## AIM
Repeat each line word for word.

## DATASET ROWS

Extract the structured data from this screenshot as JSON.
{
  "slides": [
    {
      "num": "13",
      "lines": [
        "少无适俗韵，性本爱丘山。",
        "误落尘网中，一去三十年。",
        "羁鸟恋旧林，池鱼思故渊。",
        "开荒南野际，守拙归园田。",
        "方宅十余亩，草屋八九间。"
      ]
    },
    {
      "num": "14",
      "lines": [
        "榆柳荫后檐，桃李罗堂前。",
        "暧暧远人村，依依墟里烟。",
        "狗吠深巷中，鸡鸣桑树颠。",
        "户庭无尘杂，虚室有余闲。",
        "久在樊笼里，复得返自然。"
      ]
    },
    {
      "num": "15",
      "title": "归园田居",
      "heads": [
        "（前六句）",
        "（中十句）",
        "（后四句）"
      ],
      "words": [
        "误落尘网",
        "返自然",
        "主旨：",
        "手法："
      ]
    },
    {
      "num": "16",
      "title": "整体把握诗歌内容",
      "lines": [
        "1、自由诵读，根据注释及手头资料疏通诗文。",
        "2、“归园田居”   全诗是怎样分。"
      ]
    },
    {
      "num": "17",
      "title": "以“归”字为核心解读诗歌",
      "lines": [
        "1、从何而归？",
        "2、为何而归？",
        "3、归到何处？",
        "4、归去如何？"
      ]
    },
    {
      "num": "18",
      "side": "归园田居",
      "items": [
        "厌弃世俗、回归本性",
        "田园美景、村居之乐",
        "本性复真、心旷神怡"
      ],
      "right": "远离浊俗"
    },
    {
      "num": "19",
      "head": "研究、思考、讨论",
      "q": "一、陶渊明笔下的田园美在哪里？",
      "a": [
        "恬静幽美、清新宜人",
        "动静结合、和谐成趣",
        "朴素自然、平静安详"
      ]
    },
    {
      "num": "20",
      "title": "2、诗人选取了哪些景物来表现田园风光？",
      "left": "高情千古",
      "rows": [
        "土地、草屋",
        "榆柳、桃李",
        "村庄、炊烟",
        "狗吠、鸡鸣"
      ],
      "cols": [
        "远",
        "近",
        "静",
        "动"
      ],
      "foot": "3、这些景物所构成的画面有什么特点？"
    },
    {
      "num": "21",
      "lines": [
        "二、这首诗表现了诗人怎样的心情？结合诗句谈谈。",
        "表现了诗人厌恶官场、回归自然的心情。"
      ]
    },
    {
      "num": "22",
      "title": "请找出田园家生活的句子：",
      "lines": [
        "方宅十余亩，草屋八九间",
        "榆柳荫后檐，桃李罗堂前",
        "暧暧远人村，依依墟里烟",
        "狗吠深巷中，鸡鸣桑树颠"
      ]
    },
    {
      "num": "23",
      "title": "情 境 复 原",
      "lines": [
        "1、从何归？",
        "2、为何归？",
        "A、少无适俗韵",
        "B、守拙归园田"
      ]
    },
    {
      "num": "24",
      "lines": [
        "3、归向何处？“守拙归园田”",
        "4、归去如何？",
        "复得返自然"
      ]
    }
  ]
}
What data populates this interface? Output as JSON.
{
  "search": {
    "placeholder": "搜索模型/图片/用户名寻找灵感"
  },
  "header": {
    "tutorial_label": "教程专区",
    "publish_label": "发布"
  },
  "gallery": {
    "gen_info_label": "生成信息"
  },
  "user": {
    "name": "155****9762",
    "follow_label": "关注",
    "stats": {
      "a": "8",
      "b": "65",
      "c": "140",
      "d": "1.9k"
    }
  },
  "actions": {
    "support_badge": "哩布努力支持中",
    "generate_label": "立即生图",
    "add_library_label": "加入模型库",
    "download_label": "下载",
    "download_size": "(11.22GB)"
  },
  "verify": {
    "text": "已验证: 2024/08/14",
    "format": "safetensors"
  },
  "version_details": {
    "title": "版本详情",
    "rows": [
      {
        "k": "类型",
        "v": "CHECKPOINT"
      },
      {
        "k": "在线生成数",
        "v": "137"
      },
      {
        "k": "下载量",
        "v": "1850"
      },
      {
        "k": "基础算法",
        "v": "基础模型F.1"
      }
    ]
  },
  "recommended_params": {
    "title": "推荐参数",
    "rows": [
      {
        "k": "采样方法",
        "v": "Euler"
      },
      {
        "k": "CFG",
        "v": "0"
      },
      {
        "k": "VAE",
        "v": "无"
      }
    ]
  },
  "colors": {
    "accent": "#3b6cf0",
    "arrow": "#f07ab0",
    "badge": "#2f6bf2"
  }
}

## TASK RESPONSE
Extract the structured data from this screenshot as JSON.
{
  "slides": [
    {
      "num": "13",
      "lines": [
        "少无适俗韵，性本爱丘山。",
        "误落尘网中，一去三十年。",
        "羁鸟恋旧林，池鱼思故渊。",
        "开荒南野际，守拙归园田。",
        "方宅十余亩，草屋八九间。"
      ]
    },
    {
      "num": "14",
      "lines": [
        "榆柳荫后檐，桃李罗堂前。",
        "暧暧远人村，依依墟里烟。",
        "狗吠深巷中，鸡鸣桑树颠。",
        "户庭无尘杂，虚室有余闲。",
        "久在樊笼里，复得返自然。"
      ]
    },
    {
      "num": "15",
      "title": "归园田居",
      "heads": [
        "（前六句）",
        "（中十句）",
        "（后四句）"
      ],
      "words": [
        "误落尘网",
        "返自然",
        "主旨：",
        "手法："
      ]
    },
    {
      "num": "16",
      "title": "整体把握诗歌内容",
      "lines": [
        "1、自由诵读，根据注释及手头资料疏通诗文。",
        "2、“归园田居”   全诗是怎样分。"
      ]
    },
    {
      "num": "17",
      "title": "以“归”字为核心解读诗歌",
      "lines": [
        "1、从何而归？",
        "2、为何而归？",
        "3、归到何处？",
        "4、归去如何？"
      ]
    },
    {
      "num": "18",
      "side": "归园田居",
      "items": [
        "厌弃世俗、回归本性",
        "田园美景、村居之乐",
        "本性复真、心旷神怡"
      ],
      "right": "远离浊俗"
    },
    {
      "num": "19",
      "head": "研究、思考、讨论",
      "q": "一、陶渊明笔下的田园美在哪里？",
      "a": [
        "恬静幽美、清新宜人",
        "动静结合、和谐成趣",
        "朴素自然、平静安详"
      ]
    },
    {
      "num": "20",
      "title": "2、诗人选取了哪些景物来表现田园风光？",
      "left": "高情千古",
      "rows": [
        "土地、草屋",
        "榆柳、桃李",
        "村庄、炊烟",
        "狗吠、鸡鸣"
      ],
      "cols": [
        "远",
        "近",
        "静",
        "动"
      ],
      "foot": "3、这些景物所构成的画面有什么特点？"
    },
    {
      "num": "21",
      "lines": [
        "二、这首诗表现了诗人怎样的心情？结合诗句谈谈。",
        "表现了诗人厌恶官场、回归自然的心情。"
      ]
    },
    {
      "num": "22",
      "title": "请找出田园家生活的句子：",
      "lines": [
        "方宅十余亩，草屋八九间",
        "榆柳荫后檐，桃李罗堂前",
        "暧暧远人村，依依墟里烟",
        "狗吠深巷中，鸡鸣桑树颠"
      ]
    },
    {
      "num": "23",
      "title": "情 境 复 原",
      "lines": [
        "1、从何归？",
        "2、为何归？",
        "A、少无适俗韵",
        "B、守拙归园田"
      ]
    },
    {
      "num": "24",
      "lines": [
        "3、归向何处？“守拙归园田”",
        "4、归去如何？",
        "复得返自然"
      ]
    }
  ]
}
What data populates this interface? Output as JSON.
{
  "search": {
    "placeholder": "搜索模型/图片/用户名寻找灵感"
  },
  "header": {
    "tutorial_label": "教程专区",
    "publish_label": "发布"
  },
  "gallery": {
    "gen_info_label": "生成信息"
  },
  "user": {
    "name": "155****9762",
    "follow_label": "关注",
    "stats": {
      "a": "8",
      "b": "65",
      "c": "140",
      "d": "1.9k"
    }
  },
  "actions": {
    "support_badge": "哩布努力支持中",
    "generate_label": "立即生图",
    "add_library_label": "加入模型库",
    "download_label": "下载",
    "download_size": "(11.22GB)"
  },
  "verify": {
    "text": "已验证: 2024/08/14",
    "format": "safetensors"
  },
  "version_details": {
    "title": "版本详情",
    "rows": [
      {
        "k": "类型",
        "v": "CHECKPOINT"
      },
      {
        "k": "在线生成数",
        "v": "137"
      },
      {
        "k": "下载量",
        "v": "1850"
      },
      {
        "k": "基础算法",
        "v": "基础模型F.1"
      }
    ]
  },
  "recommended_params": {
    "title": "推荐参数",
    "rows": [
      {
        "k": "采样方法",
        "v": "Euler"
      },
      {
        "k": "CFG",
        "v": "0"
      },
      {
        "k": "VAE",
        "v": "无"
      }
    ]
  },
  "colors": {
    "accent": "#3b6cf0",
    "arrow": "#f07ab0",
    "badge": "#2f6bf2"
  }
}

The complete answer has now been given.